Tareas del ejercicio →
**1.** En el texto sobre el posible barco vikingo, ¿qué longitud tiene la pieza extraída durante las obras?
**2.** Copia sin cambios el fragmento del texto sobre el posible barco vikingo que va de "Todo empezó cuando" a "ningún residuo moderno.", ambos incluidos.

Hallazgo insólito: paralizan obras de alcantarillado en Países Bajos tras encontrar restos de un barco vikingo
El municipio de Wijk bij Duurstede, en la provincia de Utrecht (Países Bajos), tiene fama entre medievalistas por haber sido un enclave comercial de primer orden durante los siglos VIII y IX. Y dicho esto, que oculte bajo sus calles restos de aquel período no sorprende a los arqueólogos. Que aparezca un posible barco vikingo mientras se renueva el sistema de alcantarillado, sí.
El hallazgo, fechado a inicios de marzo de 2026, frenó las obras en seco. La pieza extraída mide 3,2 metros de largo y 30 centímetros de grosor y muestra marcas de corte y modelado que apuntan sin ambigüedades a construcción naval. El análisis en profundidad determinará si pertenece a un barco vikingo o a una embarcación posterior, pero la expectación ya se ha instalado.
¿Cómo es posible el hallazgo de un barco vikingo en el alcantarillado de Países Bajos?
Todo empezó cuando Danny van Basten, arqueólogo aficionado, advirtió que una de las piezas removidas durante los trabajos no era ordinaria. Sus características morfológicas (los entalles en la madera, la dimensión de la tronca, el perfil curvo) no correspondían a un elemento de construcción civil ni a ningún residuo moderno.

Entradas mostradas →
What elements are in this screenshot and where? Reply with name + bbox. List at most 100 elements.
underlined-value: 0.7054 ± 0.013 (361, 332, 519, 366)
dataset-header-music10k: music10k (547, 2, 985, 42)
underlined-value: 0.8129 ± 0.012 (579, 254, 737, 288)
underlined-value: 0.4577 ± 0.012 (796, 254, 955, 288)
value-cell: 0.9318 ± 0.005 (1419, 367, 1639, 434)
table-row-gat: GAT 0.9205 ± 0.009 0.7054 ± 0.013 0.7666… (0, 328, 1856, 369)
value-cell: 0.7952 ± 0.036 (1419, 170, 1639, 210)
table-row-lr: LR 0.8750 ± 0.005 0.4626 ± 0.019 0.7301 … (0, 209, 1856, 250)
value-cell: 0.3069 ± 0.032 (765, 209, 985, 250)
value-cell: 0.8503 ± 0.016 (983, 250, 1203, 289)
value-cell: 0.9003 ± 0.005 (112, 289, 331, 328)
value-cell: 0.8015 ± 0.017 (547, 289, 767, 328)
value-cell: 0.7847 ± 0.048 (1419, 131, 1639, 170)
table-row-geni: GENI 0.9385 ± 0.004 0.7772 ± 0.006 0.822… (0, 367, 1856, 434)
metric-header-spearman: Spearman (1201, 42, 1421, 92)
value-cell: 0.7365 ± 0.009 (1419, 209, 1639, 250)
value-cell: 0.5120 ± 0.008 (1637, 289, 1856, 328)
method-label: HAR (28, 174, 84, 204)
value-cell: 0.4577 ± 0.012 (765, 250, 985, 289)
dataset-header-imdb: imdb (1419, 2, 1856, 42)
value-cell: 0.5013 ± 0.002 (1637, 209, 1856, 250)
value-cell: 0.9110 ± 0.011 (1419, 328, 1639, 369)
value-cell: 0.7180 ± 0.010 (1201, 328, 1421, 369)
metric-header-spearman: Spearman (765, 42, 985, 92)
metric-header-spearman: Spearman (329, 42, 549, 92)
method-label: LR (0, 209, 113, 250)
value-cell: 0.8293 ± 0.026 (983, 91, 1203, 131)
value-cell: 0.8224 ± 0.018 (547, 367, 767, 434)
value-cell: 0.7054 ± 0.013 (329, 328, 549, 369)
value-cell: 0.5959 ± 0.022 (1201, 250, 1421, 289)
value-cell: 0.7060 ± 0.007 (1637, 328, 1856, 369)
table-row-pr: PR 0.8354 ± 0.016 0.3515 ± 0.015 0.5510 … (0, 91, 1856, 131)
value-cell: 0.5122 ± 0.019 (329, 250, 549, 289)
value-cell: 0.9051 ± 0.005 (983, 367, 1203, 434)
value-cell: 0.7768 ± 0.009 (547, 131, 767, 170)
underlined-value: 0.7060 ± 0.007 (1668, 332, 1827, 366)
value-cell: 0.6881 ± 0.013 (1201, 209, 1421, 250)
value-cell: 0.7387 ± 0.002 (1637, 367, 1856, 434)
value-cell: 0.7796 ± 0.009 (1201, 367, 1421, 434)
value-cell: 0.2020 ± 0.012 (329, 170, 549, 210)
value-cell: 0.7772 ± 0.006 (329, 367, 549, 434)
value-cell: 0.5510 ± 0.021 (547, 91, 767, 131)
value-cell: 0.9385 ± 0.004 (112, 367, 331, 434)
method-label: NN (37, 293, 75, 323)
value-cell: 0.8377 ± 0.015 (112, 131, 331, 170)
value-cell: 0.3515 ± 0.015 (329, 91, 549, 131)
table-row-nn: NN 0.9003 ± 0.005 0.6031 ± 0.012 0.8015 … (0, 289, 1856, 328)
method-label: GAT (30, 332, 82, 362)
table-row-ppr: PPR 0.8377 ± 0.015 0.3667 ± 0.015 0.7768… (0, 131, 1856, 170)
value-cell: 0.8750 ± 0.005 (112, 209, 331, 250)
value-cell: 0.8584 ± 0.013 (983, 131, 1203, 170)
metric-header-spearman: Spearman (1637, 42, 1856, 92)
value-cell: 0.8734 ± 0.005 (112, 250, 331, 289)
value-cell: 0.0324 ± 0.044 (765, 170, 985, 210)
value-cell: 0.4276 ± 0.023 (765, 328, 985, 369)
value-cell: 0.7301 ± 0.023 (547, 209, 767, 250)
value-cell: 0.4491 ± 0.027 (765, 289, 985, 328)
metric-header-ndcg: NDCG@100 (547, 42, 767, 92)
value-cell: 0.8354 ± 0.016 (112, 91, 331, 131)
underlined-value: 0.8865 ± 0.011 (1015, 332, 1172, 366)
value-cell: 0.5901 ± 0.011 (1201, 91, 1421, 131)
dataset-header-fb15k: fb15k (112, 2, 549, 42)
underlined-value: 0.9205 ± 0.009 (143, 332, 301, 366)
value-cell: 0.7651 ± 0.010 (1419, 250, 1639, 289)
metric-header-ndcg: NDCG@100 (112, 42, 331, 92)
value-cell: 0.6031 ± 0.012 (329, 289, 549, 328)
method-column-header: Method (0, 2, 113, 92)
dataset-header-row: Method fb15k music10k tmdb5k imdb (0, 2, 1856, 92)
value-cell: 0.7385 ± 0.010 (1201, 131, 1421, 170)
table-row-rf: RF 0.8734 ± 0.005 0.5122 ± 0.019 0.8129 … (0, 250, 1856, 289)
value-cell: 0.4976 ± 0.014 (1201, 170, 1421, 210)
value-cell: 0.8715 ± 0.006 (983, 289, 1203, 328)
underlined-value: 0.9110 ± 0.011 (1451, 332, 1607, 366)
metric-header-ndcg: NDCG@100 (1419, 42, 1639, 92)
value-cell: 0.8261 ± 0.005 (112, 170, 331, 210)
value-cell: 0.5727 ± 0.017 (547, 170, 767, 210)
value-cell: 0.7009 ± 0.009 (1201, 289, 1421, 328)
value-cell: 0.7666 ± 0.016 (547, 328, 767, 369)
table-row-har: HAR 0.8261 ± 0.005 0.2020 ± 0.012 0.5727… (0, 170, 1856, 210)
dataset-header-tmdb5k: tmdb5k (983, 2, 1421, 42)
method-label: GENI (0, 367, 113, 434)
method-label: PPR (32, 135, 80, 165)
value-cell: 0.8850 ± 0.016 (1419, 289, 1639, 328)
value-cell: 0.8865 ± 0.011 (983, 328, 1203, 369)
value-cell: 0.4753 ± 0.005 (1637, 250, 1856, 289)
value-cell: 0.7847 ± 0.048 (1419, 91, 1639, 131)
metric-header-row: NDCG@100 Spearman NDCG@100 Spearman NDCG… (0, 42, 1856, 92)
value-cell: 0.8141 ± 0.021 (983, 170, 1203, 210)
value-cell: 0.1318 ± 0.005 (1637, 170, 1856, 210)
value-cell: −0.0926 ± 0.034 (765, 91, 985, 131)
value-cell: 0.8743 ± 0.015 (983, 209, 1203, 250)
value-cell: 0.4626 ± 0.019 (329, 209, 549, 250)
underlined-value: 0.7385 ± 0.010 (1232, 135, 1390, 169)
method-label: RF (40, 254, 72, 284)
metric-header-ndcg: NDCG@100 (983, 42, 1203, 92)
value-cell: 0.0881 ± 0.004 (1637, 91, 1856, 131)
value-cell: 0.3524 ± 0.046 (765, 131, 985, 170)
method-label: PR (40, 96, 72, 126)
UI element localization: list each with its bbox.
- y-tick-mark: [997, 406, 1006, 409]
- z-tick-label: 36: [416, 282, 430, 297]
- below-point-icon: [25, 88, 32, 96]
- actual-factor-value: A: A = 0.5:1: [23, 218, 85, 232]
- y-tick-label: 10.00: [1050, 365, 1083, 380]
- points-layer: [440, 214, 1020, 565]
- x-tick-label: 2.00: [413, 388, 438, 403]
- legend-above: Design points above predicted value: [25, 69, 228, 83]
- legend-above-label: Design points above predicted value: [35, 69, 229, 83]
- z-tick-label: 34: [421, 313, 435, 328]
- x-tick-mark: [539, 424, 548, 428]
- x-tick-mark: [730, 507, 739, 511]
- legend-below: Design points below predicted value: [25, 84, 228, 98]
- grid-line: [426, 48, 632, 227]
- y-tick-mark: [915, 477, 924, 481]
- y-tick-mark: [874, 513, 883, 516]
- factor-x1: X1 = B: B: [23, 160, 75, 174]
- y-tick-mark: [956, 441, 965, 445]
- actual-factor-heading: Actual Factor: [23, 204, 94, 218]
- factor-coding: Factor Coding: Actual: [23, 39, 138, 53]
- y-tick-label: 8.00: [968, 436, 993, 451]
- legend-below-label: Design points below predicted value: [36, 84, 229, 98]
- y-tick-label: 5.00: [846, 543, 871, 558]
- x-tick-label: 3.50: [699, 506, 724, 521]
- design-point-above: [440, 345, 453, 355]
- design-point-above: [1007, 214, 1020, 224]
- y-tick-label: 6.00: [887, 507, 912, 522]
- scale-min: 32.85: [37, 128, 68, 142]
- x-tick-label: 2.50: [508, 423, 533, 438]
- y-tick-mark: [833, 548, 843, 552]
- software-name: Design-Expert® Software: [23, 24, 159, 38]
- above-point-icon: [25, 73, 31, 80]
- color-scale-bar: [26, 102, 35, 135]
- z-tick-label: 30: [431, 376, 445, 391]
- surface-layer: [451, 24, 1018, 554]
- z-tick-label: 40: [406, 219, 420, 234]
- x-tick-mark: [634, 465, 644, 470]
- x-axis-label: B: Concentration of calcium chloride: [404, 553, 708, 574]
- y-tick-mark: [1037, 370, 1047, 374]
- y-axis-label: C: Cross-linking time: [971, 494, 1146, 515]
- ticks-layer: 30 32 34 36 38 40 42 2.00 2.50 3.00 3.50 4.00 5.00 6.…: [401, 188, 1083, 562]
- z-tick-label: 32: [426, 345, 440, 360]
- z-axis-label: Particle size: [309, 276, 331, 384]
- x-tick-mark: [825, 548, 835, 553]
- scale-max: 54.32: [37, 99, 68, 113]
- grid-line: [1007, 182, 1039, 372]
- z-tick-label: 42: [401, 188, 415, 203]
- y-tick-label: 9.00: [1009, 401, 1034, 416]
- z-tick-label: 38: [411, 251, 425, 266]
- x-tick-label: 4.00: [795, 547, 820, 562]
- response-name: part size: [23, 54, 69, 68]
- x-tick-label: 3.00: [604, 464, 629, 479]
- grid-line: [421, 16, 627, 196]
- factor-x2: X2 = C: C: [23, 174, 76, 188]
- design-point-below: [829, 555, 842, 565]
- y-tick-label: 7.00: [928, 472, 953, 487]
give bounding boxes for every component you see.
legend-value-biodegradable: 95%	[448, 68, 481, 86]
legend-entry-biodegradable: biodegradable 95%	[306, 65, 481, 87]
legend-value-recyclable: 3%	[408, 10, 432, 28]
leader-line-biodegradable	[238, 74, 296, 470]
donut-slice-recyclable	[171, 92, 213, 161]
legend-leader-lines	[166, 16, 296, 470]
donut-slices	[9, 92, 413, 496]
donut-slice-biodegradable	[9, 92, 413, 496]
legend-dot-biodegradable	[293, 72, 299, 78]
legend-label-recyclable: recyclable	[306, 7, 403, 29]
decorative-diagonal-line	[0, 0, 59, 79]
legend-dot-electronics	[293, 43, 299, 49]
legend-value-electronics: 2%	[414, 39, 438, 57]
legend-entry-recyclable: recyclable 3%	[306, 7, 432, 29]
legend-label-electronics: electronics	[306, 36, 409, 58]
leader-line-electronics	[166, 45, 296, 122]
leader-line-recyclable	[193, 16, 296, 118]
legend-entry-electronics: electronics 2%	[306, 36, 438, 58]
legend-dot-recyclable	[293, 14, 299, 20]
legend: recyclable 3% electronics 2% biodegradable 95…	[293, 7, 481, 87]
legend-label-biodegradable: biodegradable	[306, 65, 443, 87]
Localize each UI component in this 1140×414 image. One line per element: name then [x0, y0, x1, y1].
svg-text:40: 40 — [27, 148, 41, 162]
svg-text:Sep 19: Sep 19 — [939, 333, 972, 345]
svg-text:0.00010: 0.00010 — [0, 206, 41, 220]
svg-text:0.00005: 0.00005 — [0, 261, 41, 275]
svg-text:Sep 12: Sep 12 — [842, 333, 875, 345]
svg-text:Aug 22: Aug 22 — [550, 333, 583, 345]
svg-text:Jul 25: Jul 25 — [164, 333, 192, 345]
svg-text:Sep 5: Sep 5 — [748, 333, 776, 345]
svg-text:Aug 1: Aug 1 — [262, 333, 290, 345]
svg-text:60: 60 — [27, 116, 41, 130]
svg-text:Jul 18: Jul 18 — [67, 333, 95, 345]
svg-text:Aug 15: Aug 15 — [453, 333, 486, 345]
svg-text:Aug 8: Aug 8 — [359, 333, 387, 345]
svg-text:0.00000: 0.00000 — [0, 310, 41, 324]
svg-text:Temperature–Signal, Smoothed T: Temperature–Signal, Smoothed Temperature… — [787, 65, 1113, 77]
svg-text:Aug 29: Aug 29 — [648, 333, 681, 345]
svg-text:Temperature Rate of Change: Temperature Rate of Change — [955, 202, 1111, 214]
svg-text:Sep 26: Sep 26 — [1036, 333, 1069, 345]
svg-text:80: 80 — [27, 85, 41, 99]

Soluciones por tarea →
**1.** Mide 3,2 metros de largo.

**2.**
Todo empezó cuando Danny van Basten, arqueólogo aficionado, advirtió que una de las piezas removidas durante los trabajos no era ordinaria. Sus características morfológicas (los entalles en la madera, la dimensión de la tronca, el perfil curvo) no correspondían a un elemento de construcción civil ni a ningún residuo moderno.